**Job:** Look through the data below and say how many of its lines contain "保护环境", adding nothing else.

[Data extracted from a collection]
▬▬▬▬▬▬

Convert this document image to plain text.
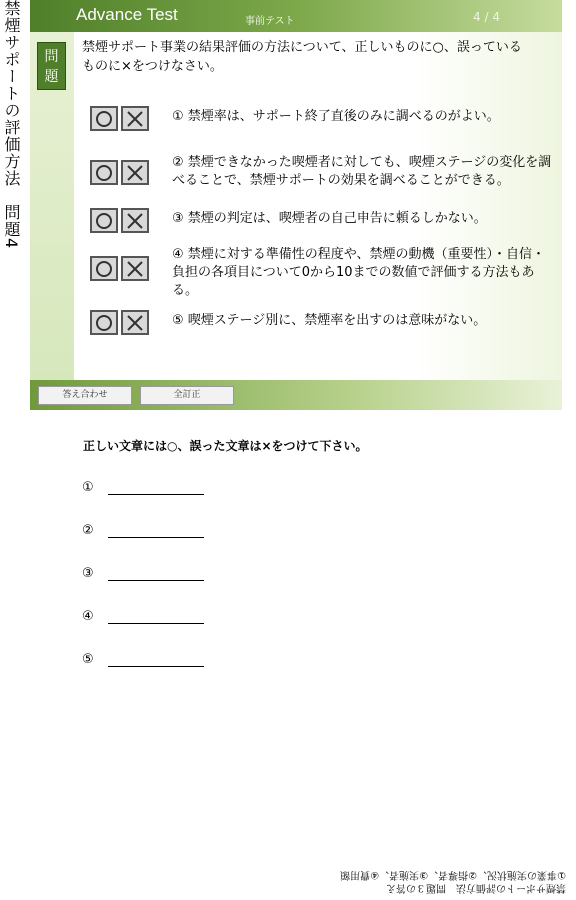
禁煙サポートの評価方法　問題4	Advance Test	事前テスト	4 / 4
問
題
禁煙サポート事業の結果評価の方法について、正しいものに○、誤っているものに×をつけなさい。
① 禁煙率は、サポート終了直後のみに調べるのがよい。
② 禁煙できなかった喫煙者に対しても、喫煙ステージの変化を調べることで、禁煙サポートの効果を調べることができる。
③ 禁煙の判定は、喫煙者の自己申告に頼るしかない。
④ 禁煙に対する準備性の程度や、禁煙の動機（重要性）・自信・負担の各項目について0から10までの数値で評価する方法もある。
⑤ 喫煙ステージ別に、禁煙率を出すのは意味がない。
答え合わせ	全訂正
正しい文章には○、誤った文章は×をつけて下さい。
①
②
③
④
⑤
禁煙サポートの評価方法　問題３の答え
①事業の実施状況、②指導者、③実施者、④費用額
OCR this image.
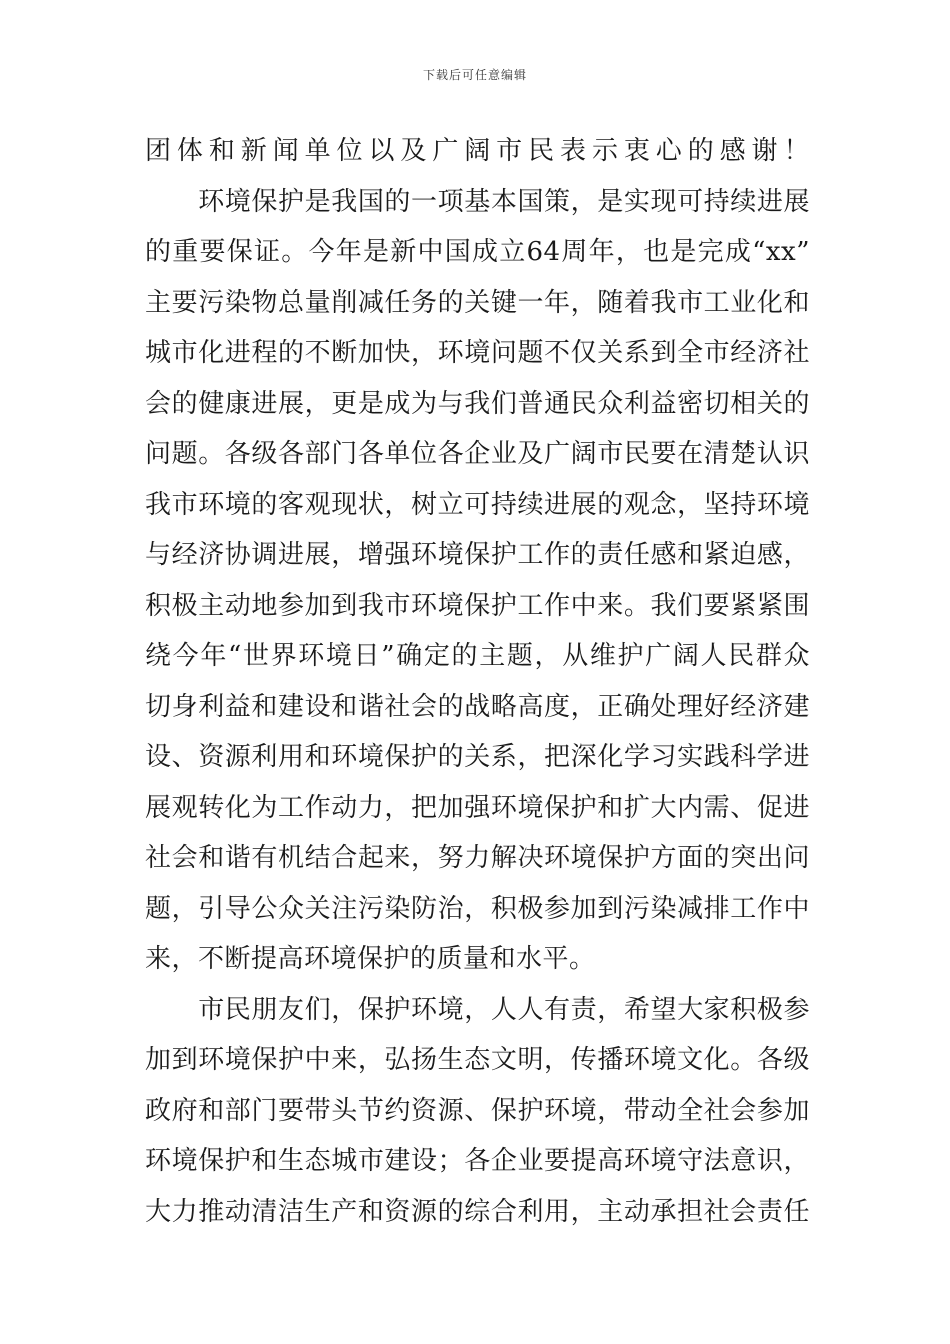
下载后可任意编辑
团体和新闻单位以及广阔市民表示衷心的感谢！
　　环境保护是我国的一项基本国策，是实现可持续进展
的重要保证。今年是新中国成立64周年，也是完成“xx”
主要污染物总量削减任务的关键一年，随着我市工业化和
城市化进程的不断加快，环境问题不仅关系到全市经济社
会的健康进展，更是成为与我们普通民众利益密切相关的
问题。各级各部门各单位各企业及广阔市民要在清楚认识
我市环境的客观现状，树立可持续进展的观念，坚持环境
与经济协调进展，增强环境保护工作的责任感和紧迫感，
积极主动地参加到我市环境保护工作中来。我们要紧紧围
绕今年“世界环境日”确定的主题，从维护广阔人民群众
切身利益和建设和谐社会的战略高度，正确处理好经济建
设、资源利用和环境保护的关系，把深化学习实践科学进
展观转化为工作动力，把加强环境保护和扩大内需、促进
社会和谐有机结合起来，努力解决环境保护方面的突出问
题，引导公众关注污染防治，积极参加到污染减排工作中
来，不断提高环境保护的质量和水平。
　　市民朋友们，保护环境，人人有责，希望大家积极参
加到环境保护中来，弘扬生态文明，传播环境文化。各级
政府和部门要带头节约资源、保护环境，带动全社会参加
环境保护和生态城市建设；各企业要提高环境守法意识，
大力推动清洁生产和资源的综合利用，主动承担社会责任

▬▬▬▬▬▬

**Final result:** 2